* _Record list_
— Begin —

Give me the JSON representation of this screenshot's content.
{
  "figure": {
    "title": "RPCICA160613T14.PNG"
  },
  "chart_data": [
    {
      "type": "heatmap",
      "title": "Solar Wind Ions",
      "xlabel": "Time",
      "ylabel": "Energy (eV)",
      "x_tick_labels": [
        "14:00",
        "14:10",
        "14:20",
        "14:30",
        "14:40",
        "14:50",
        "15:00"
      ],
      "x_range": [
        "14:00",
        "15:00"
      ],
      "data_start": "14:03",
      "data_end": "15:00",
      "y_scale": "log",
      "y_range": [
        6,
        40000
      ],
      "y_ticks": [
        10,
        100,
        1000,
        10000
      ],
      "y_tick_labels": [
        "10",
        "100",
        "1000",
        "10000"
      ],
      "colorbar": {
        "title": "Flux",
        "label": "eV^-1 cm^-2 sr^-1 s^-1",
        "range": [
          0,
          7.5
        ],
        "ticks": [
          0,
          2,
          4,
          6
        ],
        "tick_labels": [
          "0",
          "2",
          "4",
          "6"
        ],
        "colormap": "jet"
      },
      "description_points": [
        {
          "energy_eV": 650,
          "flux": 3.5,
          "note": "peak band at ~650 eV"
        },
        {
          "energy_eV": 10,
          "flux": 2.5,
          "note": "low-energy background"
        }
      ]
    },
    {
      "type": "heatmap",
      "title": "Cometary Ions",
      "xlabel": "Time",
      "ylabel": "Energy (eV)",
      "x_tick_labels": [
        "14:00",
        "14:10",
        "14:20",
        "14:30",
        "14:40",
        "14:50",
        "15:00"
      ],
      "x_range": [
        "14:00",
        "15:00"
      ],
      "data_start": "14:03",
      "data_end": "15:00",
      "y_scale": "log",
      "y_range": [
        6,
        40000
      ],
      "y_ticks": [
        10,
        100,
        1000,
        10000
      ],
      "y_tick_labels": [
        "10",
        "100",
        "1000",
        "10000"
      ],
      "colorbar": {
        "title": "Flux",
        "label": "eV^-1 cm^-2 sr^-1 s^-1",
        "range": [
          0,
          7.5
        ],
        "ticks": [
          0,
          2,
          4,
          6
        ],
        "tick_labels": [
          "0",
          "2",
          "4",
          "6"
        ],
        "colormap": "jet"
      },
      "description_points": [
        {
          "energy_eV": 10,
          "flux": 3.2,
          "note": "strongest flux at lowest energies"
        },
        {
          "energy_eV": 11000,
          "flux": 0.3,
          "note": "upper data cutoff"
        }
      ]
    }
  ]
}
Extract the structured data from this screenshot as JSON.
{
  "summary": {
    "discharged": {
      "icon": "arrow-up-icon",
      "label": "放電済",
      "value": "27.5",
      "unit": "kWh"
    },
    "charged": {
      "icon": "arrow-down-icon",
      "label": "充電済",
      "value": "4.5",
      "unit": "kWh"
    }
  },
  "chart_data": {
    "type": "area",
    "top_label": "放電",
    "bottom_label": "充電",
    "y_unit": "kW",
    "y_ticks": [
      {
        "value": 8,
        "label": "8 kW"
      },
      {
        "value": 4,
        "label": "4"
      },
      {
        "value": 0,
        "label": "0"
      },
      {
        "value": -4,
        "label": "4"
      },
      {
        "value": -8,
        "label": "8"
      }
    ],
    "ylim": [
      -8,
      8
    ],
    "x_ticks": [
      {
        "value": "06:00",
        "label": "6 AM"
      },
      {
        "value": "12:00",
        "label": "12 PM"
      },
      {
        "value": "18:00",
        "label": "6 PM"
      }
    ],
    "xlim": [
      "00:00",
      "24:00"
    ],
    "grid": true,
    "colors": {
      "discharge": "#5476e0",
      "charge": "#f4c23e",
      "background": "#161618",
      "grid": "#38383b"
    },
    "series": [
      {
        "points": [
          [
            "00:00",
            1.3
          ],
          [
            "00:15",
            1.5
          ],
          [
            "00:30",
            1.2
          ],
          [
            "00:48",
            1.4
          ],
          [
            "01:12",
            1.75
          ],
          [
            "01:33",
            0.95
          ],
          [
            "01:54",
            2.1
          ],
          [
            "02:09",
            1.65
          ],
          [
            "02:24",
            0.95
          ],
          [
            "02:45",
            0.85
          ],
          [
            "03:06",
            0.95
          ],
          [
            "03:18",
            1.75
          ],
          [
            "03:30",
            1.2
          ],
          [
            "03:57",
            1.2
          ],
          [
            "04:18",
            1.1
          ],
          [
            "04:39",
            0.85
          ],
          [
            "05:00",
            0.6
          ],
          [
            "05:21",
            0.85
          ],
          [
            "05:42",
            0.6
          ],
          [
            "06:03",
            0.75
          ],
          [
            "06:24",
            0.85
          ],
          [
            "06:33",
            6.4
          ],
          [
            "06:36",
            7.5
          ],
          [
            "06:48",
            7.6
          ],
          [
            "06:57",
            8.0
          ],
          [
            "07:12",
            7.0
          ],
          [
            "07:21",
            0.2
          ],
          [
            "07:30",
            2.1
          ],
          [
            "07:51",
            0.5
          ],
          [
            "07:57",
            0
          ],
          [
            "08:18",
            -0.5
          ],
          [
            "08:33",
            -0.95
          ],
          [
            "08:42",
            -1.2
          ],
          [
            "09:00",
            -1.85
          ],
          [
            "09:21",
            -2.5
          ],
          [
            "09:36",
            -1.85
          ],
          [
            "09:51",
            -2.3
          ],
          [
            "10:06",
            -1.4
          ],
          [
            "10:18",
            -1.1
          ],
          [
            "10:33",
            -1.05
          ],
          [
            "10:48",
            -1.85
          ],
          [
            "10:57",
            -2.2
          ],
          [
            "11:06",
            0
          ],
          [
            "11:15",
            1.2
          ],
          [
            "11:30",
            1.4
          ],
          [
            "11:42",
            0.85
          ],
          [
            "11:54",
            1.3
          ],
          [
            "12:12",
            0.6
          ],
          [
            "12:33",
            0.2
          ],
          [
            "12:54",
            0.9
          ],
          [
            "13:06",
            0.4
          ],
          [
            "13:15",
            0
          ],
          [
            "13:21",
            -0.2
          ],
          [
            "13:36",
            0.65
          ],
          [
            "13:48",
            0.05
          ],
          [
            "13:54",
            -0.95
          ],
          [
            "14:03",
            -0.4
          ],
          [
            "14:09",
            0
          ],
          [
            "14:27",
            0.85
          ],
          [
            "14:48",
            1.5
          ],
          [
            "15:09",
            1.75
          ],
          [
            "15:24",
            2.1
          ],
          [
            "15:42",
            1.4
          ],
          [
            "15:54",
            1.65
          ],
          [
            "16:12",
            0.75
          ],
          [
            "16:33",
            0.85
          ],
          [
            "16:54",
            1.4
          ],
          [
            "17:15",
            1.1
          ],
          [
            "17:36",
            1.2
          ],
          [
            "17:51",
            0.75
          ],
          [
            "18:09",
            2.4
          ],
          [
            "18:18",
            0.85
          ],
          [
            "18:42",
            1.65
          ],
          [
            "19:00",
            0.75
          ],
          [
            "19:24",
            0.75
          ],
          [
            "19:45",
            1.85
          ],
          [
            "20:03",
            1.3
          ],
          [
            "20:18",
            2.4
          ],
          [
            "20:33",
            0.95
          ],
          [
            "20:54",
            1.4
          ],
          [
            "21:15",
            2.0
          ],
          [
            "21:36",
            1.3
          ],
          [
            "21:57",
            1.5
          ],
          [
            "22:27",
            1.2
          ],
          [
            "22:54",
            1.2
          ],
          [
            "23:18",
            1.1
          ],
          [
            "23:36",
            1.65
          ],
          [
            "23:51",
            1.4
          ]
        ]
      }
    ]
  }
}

— End —

* _Aim of the task_
Copy the data above in full, character for character.

* _Expected answer_
Give me the JSON representation of this screenshot's content.
{
  "figure": {
    "title": "RPCICA160613T14.PNG"
  },
  "chart_data": [
    {
      "type": "heatmap",
      "title": "Solar Wind Ions",
      "xlabel": "Time",
      "ylabel": "Energy (eV)",
      "x_tick_labels": [
        "14:00",
        "14:10",
        "14:20",
        "14:30",
        "14:40",
        "14:50",
        "15:00"
      ],
      "x_range": [
        "14:00",
        "15:00"
      ],
      "data_start": "14:03",
      "data_end": "15:00",
      "y_scale": "log",
      "y_range": [
        6,
        40000
      ],
      "y_ticks": [
        10,
        100,
        1000,
        10000
      ],
      "y_tick_labels": [
        "10",
        "100",
        "1000",
        "10000"
      ],
      "colorbar": {
        "title": "Flux",
        "label": "eV^-1 cm^-2 sr^-1 s^-1",
        "range": [
          0,
          7.5
        ],
        "ticks": [
          0,
          2,
          4,
          6
        ],
        "tick_labels": [
          "0",
          "2",
          "4",
          "6"
        ],
        "colormap": "jet"
      },
      "description_points": [
        {
          "energy_eV": 650,
          "flux": 3.5,
          "note": "peak band at ~650 eV"
        },
        {
          "energy_eV": 10,
          "flux": 2.5,
          "note": "low-energy background"
        }
      ]
    },
    {
      "type": "heatmap",
      "title": "Cometary Ions",
      "xlabel": "Time",
      "ylabel": "Energy (eV)",
      "x_tick_labels": [
        "14:00",
        "14:10",
        "14:20",
        "14:30",
        "14:40",
        "14:50",
        "15:00"
      ],
      "x_range": [
        "14:00",
        "15:00"
      ],
      "data_start": "14:03",
      "data_end": "15:00",
      "y_scale": "log",
      "y_range": [
        6,
        40000
      ],
      "y_ticks": [
        10,
        100,
        1000,
        10000
      ],
      "y_tick_labels": [
        "10",
        "100",
        "1000",
        "10000"
      ],
      "colorbar": {
        "title": "Flux",
        "label": "eV^-1 cm^-2 sr^-1 s^-1",
        "range": [
          0,
          7.5
        ],
        "ticks": [
          0,
          2,
          4,
          6
        ],
        "tick_labels": [
          "0",
          "2",
          "4",
          "6"
        ],
        "colormap": "jet"
      },
      "description_points": [
        {
          "energy_eV": 10,
          "flux": 3.2,
          "note": "strongest flux at lowest energies"
        },
        {
          "energy_eV": 11000,
          "flux": 0.3,
          "note": "upper data cutoff"
        }
      ]
    }
  ]
}
Extract the structured data from this screenshot as JSON.
{
  "summary": {
    "discharged": {
      "icon": "arrow-up-icon",
      "label": "放電済",
      "value": "27.5",
      "unit": "kWh"
    },
    "charged": {
      "icon": "arrow-down-icon",
      "label": "充電済",
      "value": "4.5",
      "unit": "kWh"
    }
  },
  "chart_data": {
    "type": "area",
    "top_label": "放電",
    "bottom_label": "充電",
    "y_unit": "kW",
    "y_ticks": [
      {
        "value": 8,
        "label": "8 kW"
      },
      {
        "value": 4,
        "label": "4"
      },
      {
        "value": 0,
        "label": "0"
      },
      {
        "value": -4,
        "label": "4"
      },
      {
        "value": -8,
        "label": "8"
      }
    ],
    "ylim": [
      -8,
      8
    ],
    "x_ticks": [
      {
        "value": "06:00",
        "label": "6 AM"
      },
      {
        "value": "12:00",
        "label": "12 PM"
      },
      {
        "value": "18:00",
        "label": "6 PM"
      }
    ],
    "xlim": [
      "00:00",
      "24:00"
    ],
    "grid": true,
    "colors": {
      "discharge": "#5476e0",
      "charge": "#f4c23e",
      "background": "#161618",
      "grid": "#38383b"
    },
    "series": [
      {
        "points": [
          [
            "00:00",
            1.3
          ],
          [
            "00:15",
            1.5
          ],
          [
            "00:30",
            1.2
          ],
          [
            "00:48",
            1.4
          ],
          [
            "01:12",
            1.75
          ],
          [
            "01:33",
            0.95
          ],
          [
            "01:54",
            2.1
          ],
          [
            "02:09",
            1.65
          ],
          [
            "02:24",
            0.95
          ],
          [
            "02:45",
            0.85
          ],
          [
            "03:06",
            0.95
          ],
          [
            "03:18",
            1.75
          ],
          [
            "03:30",
            1.2
          ],
          [
            "03:57",
            1.2
          ],
          [
            "04:18",
            1.1
          ],
          [
            "04:39",
            0.85
          ],
          [
            "05:00",
            0.6
          ],
          [
            "05:21",
            0.85
          ],
          [
            "05:42",
            0.6
          ],
          [
            "06:03",
            0.75
          ],
          [
            "06:24",
            0.85
          ],
          [
            "06:33",
            6.4
          ],
          [
            "06:36",
            7.5
          ],
          [
            "06:48",
            7.6
          ],
          [
            "06:57",
            8.0
          ],
          [
            "07:12",
            7.0
          ],
          [
            "07:21",
            0.2
          ],
          [
            "07:30",
            2.1
          ],
          [
            "07:51",
            0.5
          ],
          [
            "07:57",
            0
          ],
          [
            "08:18",
            -0.5
          ],
          [
            "08:33",
            -0.95
          ],
          [
            "08:42",
            -1.2
          ],
          [
            "09:00",
            -1.85
          ],
          [
            "09:21",
            -2.5
          ],
          [
            "09:36",
            -1.85
          ],
          [
            "09:51",
            -2.3
          ],
          [
            "10:06",
            -1.4
          ],
          [
            "10:18",
            -1.1
          ],
          [
            "10:33",
            -1.05
          ],
          [
            "10:48",
            -1.85
          ],
          [
            "10:57",
            -2.2
          ],
          [
            "11:06",
            0
          ],
          [
            "11:15",
            1.2
          ],
          [
            "11:30",
            1.4
          ],
          [
            "11:42",
            0.85
          ],
          [
            "11:54",
            1.3
          ],
          [
            "12:12",
            0.6
          ],
          [
            "12:33",
            0.2
          ],
          [
            "12:54",
            0.9
          ],
          [
            "13:06",
            0.4
          ],
          [
            "13:15",
            0
          ],
          [
            "13:21",
            -0.2
          ],
          [
            "13:36",
            0.65
          ],
          [
            "13:48",
            0.05
          ],
          [
            "13:54",
            -0.95
          ],
          [
            "14:03",
            -0.4
          ],
          [
            "14:09",
            0
          ],
          [
            "14:27",
            0.85
          ],
          [
            "14:48",
            1.5
          ],
          [
            "15:09",
            1.75
          ],
          [
            "15:24",
            2.1
          ],
          [
            "15:42",
            1.4
          ],
          [
            "15:54",
            1.65
          ],
          [
            "16:12",
            0.75
          ],
          [
            "16:33",
            0.85
          ],
          [
            "16:54",
            1.4
          ],
          [
            "17:15",
            1.1
          ],
          [
            "17:36",
            1.2
          ],
          [
            "17:51",
            0.75
          ],
          [
            "18:09",
            2.4
          ],
          [
            "18:18",
            0.85
          ],
          [
            "18:42",
            1.65
          ],
          [
            "19:00",
            0.75
          ],
          [
            "19:24",
            0.75
          ],
          [
            "19:45",
            1.85
          ],
          [
            "20:03",
            1.3
          ],
          [
            "20:18",
            2.4
          ],
          [
            "20:33",
            0.95
          ],
          [
            "20:54",
            1.4
          ],
          [
            "21:15",
            2.0
          ],
          [
            "21:36",
            1.3
          ],
          [
            "21:57",
            1.5
          ],
          [
            "22:27",
            1.2
          ],
          [
            "22:54",
            1.2
          ],
          [
            "23:18",
            1.1
          ],
          [
            "23:36",
            1.65
          ],
          [
            "23:51",
            1.4
          ]
        ]
      }
    ]
  }
}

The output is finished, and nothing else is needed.